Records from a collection
********

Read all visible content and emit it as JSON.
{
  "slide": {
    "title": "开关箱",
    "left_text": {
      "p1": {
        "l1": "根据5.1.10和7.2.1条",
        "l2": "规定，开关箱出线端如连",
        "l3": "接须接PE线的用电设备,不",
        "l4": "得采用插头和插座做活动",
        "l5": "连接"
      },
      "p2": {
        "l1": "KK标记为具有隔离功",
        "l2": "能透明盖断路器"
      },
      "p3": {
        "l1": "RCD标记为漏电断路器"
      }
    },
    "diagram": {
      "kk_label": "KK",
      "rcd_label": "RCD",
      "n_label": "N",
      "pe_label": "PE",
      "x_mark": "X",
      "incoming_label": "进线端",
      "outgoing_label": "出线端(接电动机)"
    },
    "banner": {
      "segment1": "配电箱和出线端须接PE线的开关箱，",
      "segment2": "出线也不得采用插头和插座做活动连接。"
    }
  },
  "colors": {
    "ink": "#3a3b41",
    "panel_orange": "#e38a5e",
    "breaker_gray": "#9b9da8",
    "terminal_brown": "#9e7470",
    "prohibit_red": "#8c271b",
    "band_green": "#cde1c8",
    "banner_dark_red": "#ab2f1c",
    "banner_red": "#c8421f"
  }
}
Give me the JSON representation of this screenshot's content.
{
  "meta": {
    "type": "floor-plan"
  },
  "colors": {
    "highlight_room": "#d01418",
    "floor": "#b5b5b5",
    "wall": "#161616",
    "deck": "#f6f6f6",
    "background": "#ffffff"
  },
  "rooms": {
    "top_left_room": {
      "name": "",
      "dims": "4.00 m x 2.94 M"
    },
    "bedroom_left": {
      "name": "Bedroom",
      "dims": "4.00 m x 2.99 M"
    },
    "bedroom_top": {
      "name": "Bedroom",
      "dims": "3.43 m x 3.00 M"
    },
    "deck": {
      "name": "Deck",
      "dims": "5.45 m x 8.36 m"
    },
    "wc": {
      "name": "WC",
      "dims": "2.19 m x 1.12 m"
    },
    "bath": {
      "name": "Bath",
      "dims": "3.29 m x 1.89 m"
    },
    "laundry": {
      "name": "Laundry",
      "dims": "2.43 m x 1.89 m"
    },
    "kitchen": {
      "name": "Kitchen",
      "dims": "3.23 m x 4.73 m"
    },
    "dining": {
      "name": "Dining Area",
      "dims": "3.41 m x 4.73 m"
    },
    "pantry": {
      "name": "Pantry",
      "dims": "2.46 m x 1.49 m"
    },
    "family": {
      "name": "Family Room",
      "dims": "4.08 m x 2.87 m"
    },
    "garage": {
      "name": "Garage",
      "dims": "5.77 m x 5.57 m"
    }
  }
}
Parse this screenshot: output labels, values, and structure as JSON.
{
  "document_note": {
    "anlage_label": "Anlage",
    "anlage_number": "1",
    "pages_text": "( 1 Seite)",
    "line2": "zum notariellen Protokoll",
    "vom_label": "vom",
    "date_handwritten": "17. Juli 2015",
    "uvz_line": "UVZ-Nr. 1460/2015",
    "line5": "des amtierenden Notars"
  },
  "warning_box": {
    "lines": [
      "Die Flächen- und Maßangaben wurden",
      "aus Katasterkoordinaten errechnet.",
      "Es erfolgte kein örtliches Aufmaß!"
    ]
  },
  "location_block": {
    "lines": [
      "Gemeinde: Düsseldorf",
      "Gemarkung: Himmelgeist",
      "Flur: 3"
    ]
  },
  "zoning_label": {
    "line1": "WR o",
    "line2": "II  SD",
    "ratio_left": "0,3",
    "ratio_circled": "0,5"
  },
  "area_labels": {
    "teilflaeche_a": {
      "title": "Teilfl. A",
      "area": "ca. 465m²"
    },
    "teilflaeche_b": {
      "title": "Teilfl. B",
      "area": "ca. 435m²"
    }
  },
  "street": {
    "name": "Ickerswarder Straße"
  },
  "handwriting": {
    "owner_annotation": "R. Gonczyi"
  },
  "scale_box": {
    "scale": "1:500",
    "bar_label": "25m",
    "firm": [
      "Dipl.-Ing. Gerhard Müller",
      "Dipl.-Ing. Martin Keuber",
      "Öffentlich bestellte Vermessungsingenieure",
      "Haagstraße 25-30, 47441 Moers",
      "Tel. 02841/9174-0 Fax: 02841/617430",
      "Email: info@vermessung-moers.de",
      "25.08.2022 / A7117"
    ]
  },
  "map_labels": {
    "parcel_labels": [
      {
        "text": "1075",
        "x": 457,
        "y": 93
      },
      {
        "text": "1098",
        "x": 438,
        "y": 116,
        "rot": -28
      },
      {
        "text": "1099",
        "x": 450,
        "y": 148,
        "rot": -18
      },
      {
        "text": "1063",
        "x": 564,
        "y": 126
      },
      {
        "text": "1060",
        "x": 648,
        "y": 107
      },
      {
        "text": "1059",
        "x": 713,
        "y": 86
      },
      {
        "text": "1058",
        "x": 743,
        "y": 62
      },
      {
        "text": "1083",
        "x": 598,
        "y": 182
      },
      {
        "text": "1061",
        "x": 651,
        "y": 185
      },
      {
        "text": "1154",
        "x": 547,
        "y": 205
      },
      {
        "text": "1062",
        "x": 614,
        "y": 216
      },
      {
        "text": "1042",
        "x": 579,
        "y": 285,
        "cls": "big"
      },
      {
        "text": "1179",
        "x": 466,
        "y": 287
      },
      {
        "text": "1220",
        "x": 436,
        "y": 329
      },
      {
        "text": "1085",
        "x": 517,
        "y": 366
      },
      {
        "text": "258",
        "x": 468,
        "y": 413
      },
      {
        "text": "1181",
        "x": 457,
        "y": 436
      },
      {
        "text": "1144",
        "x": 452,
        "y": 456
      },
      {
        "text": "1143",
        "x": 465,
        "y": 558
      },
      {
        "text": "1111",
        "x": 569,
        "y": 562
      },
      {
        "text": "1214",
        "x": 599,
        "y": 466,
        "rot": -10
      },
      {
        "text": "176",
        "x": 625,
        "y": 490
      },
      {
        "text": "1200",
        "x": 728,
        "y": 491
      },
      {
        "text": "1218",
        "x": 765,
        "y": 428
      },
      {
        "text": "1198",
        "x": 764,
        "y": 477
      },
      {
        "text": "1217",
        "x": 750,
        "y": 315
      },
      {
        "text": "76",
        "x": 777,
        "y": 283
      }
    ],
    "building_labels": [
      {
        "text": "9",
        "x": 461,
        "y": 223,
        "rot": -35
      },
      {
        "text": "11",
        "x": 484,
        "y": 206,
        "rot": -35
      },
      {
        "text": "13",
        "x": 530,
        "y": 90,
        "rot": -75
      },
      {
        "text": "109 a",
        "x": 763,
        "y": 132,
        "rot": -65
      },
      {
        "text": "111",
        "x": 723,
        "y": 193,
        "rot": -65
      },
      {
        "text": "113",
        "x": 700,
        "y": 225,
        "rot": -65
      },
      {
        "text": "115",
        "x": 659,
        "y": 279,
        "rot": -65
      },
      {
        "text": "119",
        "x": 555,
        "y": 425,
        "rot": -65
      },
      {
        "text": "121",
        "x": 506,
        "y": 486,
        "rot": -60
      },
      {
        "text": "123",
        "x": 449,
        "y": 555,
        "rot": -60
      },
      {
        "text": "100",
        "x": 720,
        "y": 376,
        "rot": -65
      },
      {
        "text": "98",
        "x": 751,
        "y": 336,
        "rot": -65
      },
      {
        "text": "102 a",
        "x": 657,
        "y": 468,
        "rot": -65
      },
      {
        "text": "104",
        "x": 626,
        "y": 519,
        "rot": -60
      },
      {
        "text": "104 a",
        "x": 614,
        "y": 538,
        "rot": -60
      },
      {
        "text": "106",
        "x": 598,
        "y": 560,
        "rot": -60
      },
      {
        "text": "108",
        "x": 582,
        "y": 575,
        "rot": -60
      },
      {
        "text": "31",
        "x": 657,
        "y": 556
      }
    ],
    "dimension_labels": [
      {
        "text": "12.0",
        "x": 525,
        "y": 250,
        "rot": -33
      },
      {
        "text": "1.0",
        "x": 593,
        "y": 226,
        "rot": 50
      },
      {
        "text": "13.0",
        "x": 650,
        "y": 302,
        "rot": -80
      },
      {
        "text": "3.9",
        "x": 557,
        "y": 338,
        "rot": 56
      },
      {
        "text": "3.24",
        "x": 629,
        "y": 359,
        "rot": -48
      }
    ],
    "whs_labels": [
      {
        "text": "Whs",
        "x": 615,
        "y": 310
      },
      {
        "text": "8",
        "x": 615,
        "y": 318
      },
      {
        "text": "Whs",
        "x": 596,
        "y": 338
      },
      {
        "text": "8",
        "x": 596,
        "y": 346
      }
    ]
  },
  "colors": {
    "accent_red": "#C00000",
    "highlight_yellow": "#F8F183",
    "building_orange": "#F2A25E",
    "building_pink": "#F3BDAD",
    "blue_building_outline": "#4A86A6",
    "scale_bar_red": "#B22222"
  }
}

********

Within the listing above, find every line containing the string "screenshot" and return it.

Give me the JSON representation of this screenshot's content.
Parse this screenshot: output labels, values, and structure as JSON.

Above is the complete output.